Items:
Begin

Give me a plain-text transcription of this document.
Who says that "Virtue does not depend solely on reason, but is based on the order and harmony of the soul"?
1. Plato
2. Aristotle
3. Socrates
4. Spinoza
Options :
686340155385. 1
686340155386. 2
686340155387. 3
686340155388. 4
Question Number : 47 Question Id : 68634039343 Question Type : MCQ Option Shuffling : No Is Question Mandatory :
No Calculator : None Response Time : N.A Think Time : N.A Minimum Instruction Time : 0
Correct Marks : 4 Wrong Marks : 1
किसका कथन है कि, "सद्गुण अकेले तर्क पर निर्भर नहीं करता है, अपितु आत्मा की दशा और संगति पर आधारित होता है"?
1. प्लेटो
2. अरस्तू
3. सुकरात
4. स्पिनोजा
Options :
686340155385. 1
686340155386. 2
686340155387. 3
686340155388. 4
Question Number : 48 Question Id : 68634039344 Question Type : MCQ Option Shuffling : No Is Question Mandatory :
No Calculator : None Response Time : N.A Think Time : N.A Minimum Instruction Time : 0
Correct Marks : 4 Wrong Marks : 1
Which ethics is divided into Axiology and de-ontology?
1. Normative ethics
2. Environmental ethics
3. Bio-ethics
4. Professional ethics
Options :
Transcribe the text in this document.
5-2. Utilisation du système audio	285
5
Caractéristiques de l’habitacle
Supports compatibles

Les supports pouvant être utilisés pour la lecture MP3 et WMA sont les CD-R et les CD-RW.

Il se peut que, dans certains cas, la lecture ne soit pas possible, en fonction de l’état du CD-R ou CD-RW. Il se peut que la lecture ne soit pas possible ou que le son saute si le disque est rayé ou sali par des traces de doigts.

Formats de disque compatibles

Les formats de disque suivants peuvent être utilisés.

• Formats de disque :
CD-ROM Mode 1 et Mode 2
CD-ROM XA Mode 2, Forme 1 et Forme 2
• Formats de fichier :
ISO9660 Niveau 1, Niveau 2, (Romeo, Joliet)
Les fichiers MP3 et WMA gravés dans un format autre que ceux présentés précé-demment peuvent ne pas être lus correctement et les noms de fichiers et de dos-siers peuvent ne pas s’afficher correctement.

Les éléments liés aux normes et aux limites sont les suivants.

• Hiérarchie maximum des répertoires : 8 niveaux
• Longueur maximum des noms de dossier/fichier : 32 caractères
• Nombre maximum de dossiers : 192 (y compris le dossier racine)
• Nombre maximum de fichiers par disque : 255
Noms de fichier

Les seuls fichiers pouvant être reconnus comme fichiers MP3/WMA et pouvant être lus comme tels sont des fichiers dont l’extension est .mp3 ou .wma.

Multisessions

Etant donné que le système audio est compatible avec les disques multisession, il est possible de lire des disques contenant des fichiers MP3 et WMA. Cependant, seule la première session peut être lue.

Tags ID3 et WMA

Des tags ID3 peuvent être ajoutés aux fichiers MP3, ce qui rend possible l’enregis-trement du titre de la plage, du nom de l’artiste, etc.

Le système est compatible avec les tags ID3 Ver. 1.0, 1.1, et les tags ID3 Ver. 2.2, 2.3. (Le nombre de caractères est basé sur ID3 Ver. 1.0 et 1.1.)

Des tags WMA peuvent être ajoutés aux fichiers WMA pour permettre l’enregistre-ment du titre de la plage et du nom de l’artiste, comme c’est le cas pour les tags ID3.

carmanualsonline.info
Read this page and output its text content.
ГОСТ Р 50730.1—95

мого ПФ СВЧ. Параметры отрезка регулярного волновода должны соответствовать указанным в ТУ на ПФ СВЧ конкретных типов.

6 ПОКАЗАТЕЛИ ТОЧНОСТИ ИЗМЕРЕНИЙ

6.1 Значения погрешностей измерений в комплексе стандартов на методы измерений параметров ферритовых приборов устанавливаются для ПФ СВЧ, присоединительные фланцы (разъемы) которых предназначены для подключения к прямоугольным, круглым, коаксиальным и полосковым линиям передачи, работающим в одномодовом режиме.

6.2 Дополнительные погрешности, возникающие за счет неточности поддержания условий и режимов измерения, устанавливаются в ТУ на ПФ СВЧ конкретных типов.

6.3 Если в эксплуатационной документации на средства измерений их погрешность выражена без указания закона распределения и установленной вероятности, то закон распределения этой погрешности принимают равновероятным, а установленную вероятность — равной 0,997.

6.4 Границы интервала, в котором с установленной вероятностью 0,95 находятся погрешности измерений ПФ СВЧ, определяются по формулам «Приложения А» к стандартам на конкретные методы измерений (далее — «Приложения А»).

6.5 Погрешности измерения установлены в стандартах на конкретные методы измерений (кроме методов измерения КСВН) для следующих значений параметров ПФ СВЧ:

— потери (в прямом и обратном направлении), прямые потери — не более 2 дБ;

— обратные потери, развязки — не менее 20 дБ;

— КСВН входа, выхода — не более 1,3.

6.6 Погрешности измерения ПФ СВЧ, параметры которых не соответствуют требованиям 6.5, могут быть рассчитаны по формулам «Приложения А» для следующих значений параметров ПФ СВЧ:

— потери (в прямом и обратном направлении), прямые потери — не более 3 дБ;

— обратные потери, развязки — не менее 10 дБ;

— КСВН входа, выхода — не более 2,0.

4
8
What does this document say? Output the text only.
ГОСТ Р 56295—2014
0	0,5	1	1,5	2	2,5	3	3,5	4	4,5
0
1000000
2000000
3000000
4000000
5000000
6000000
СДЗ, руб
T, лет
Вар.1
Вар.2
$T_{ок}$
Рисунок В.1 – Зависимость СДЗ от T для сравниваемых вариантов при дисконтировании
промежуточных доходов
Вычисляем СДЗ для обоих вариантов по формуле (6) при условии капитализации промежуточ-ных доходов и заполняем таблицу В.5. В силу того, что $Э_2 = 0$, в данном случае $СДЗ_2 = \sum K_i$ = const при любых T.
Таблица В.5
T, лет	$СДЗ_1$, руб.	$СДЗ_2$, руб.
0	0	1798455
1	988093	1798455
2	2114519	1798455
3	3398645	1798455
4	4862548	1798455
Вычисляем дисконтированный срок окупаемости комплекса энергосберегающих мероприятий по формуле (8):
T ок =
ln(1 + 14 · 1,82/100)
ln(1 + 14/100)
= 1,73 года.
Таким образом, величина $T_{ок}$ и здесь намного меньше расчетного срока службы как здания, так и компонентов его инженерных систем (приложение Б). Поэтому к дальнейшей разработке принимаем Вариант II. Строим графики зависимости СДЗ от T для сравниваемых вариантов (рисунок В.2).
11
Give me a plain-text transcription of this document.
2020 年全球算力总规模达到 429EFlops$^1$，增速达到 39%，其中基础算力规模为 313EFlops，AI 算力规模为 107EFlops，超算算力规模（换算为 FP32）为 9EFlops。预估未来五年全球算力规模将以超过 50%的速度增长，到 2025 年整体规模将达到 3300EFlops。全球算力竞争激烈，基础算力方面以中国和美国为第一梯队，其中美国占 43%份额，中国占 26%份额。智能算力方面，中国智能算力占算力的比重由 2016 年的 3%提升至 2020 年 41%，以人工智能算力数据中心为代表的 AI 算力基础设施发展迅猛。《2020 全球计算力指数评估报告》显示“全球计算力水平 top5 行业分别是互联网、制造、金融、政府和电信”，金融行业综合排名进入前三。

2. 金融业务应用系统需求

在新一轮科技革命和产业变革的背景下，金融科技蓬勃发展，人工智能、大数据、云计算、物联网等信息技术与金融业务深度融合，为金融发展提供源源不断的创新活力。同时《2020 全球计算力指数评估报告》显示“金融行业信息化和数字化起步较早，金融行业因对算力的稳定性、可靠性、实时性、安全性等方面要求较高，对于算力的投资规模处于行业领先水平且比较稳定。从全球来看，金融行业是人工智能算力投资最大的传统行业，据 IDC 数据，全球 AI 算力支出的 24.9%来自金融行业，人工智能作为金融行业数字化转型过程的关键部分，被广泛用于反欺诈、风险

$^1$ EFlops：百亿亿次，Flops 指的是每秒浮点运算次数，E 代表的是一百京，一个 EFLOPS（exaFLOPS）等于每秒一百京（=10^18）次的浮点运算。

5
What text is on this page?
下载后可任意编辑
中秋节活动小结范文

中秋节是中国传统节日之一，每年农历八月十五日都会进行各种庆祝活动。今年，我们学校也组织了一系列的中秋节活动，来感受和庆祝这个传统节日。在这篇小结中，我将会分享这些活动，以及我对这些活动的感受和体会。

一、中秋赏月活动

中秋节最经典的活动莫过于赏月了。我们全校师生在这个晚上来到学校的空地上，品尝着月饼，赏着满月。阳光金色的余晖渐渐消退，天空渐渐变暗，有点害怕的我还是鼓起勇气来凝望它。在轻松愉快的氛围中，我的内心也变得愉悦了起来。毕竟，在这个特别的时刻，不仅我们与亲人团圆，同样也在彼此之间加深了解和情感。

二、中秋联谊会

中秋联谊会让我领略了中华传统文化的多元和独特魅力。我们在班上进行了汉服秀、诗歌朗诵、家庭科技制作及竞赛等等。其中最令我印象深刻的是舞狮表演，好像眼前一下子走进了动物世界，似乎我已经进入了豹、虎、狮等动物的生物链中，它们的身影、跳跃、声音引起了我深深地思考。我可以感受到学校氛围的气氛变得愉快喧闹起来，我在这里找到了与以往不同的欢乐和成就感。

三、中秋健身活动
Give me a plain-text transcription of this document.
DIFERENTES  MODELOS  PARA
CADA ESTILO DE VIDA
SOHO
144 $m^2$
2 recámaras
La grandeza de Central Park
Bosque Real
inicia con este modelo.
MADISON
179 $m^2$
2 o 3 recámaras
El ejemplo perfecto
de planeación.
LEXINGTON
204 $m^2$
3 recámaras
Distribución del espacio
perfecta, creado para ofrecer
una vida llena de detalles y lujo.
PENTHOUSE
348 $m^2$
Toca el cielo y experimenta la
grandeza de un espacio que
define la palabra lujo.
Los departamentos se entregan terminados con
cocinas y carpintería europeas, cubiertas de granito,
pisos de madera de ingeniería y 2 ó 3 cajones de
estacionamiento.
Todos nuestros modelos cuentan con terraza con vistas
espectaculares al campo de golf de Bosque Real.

End

Show the lines of the material that contain the word "Shuffling".

Question Number : 47 Question Id : 68634039343 Question Type : MCQ Option Shuffling : No Is Question Mandatory :
Question Number : 48 Question Id : 68634039344 Question Type : MCQ Option Shuffling : No Is Question Mandatory :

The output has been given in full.